-- Start --
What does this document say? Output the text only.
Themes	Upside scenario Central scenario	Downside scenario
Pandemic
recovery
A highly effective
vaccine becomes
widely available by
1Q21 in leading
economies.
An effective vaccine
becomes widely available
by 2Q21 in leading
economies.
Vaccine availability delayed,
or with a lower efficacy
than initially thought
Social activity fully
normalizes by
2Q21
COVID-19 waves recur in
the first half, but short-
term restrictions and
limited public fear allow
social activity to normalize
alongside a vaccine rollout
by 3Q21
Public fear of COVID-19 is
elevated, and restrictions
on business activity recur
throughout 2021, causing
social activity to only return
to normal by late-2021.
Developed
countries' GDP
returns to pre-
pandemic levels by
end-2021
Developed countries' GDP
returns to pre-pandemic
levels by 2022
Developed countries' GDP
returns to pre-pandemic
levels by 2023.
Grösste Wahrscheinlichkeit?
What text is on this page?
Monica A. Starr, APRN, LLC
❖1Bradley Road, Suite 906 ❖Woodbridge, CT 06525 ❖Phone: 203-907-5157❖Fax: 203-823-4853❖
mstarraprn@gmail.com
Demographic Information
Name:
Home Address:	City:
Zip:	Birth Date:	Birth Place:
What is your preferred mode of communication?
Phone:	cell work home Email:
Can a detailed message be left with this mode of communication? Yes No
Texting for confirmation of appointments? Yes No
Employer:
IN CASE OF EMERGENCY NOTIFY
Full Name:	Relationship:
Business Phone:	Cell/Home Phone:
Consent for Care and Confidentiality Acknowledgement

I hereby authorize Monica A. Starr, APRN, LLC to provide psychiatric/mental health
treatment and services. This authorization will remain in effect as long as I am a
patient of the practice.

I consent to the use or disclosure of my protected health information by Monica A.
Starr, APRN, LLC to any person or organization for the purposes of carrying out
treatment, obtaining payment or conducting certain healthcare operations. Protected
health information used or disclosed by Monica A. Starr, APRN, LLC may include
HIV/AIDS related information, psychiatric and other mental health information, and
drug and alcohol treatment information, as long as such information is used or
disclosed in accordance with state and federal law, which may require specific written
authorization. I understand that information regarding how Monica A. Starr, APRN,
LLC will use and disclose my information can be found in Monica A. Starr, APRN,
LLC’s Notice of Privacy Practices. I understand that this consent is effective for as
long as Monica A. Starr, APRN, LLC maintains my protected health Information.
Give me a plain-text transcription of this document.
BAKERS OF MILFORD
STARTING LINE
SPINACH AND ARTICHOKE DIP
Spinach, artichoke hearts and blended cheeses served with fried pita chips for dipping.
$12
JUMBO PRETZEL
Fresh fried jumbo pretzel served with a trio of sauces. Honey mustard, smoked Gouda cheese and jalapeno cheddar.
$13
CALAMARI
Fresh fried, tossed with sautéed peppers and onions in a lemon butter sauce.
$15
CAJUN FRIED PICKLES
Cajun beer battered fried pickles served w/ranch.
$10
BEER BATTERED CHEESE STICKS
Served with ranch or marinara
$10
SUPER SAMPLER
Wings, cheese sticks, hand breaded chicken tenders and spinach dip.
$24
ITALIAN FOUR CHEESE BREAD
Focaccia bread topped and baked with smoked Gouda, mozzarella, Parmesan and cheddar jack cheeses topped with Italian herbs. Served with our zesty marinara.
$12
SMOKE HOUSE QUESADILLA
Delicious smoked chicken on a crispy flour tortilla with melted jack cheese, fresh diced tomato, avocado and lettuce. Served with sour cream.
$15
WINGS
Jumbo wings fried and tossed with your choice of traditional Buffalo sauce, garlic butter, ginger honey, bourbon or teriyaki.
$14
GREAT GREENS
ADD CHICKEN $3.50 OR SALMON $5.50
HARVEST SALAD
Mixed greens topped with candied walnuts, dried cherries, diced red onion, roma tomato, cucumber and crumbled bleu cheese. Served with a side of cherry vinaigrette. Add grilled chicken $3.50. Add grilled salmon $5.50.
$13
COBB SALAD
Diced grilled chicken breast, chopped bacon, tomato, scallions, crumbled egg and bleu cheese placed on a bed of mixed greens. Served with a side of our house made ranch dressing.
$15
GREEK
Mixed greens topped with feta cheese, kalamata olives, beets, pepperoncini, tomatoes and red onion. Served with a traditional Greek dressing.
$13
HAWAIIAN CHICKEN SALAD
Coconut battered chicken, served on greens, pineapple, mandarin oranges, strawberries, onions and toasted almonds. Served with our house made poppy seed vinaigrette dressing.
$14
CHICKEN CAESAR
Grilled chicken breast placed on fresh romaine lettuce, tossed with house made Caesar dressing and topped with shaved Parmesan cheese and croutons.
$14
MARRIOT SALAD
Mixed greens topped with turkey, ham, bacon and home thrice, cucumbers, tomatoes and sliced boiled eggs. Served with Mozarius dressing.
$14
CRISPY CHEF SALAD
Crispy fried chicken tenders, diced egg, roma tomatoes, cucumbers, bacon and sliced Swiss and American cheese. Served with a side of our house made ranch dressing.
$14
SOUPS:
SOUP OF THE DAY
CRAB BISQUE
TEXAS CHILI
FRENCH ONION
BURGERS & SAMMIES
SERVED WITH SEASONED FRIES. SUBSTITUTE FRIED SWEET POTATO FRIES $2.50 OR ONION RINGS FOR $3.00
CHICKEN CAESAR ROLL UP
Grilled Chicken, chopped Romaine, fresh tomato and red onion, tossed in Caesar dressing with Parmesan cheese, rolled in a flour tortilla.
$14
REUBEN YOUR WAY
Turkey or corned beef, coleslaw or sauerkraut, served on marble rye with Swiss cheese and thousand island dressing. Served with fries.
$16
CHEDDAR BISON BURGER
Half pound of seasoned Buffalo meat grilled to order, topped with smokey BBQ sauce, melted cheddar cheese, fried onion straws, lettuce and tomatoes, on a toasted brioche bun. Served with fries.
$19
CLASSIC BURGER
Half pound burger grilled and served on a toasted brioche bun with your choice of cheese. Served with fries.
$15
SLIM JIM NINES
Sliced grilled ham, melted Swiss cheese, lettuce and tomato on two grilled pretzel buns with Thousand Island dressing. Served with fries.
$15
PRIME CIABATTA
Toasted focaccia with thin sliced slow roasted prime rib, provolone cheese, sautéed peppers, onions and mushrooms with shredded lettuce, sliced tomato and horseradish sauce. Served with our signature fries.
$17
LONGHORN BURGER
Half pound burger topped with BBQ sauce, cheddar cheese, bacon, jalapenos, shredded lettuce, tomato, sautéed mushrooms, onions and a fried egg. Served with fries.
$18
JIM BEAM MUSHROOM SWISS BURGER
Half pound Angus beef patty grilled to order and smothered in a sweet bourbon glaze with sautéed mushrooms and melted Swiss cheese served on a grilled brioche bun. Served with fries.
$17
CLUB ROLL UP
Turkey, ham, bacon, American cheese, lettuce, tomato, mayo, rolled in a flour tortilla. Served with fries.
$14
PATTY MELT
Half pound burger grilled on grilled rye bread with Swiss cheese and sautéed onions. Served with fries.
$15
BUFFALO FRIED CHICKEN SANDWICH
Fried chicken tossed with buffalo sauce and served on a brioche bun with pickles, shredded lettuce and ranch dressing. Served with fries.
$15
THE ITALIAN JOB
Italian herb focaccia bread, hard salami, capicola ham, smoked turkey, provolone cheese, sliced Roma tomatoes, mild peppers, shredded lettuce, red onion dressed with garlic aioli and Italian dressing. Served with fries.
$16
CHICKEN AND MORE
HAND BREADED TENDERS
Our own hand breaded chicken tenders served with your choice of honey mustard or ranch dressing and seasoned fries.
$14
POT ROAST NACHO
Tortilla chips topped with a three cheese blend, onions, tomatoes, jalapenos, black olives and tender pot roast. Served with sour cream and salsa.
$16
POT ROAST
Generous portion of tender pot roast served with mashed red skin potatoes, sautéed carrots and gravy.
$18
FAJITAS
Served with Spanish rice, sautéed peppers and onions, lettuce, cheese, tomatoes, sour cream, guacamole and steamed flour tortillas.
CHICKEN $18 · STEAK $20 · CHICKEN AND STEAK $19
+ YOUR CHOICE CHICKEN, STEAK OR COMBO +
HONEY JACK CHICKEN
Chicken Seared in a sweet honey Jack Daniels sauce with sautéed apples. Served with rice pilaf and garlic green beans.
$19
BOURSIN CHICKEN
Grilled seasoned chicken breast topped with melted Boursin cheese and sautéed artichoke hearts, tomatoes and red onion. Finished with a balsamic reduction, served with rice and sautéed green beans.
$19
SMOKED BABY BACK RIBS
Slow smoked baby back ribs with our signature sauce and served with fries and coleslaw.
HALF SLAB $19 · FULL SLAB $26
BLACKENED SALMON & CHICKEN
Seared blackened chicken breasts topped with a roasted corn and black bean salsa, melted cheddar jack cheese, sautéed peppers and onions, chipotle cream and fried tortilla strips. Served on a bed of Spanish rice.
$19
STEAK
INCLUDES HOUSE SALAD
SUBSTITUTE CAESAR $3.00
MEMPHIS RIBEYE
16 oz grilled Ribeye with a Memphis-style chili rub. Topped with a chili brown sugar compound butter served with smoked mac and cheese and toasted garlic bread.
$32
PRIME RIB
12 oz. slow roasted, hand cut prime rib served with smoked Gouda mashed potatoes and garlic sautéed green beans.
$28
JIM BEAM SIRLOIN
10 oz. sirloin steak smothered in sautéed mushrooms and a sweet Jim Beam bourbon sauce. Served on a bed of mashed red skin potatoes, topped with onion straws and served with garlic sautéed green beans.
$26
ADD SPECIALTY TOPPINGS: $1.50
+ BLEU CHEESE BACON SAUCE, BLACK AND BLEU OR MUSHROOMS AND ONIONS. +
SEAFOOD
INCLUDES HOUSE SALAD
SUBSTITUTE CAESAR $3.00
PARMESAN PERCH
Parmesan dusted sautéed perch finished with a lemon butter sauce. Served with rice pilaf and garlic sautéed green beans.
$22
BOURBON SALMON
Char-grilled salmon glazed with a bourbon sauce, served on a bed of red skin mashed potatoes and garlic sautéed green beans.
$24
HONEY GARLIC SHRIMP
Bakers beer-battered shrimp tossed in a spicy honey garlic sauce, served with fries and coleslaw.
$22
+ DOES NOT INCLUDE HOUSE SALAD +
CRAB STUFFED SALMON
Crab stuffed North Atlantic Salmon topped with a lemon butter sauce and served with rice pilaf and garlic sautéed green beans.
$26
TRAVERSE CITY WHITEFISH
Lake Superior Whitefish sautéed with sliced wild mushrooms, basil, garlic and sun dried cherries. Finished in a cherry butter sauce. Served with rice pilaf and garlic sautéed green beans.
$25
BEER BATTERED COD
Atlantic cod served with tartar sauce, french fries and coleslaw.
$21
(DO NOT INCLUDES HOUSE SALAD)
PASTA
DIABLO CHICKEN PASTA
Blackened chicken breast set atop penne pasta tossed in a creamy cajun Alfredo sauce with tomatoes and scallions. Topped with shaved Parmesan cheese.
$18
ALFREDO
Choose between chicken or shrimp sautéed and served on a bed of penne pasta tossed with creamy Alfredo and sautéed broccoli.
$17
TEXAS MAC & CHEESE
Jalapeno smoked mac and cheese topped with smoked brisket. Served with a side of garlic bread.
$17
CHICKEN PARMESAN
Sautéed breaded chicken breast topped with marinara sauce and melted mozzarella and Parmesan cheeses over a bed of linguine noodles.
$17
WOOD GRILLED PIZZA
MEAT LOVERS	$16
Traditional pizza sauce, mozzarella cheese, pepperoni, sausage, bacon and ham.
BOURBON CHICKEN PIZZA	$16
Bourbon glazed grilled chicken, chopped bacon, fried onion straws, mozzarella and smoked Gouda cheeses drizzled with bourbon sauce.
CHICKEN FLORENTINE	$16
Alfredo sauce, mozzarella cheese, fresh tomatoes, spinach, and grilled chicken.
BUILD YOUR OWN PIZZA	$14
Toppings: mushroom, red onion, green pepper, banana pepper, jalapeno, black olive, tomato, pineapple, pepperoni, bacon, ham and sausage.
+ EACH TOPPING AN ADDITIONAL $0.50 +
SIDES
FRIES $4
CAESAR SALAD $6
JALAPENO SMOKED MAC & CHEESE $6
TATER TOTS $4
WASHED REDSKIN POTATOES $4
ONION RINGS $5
-- End --
* **Problem**
Tally up the lines in the records that contain the word "cheeses" and give only the total.

* **Final result**
4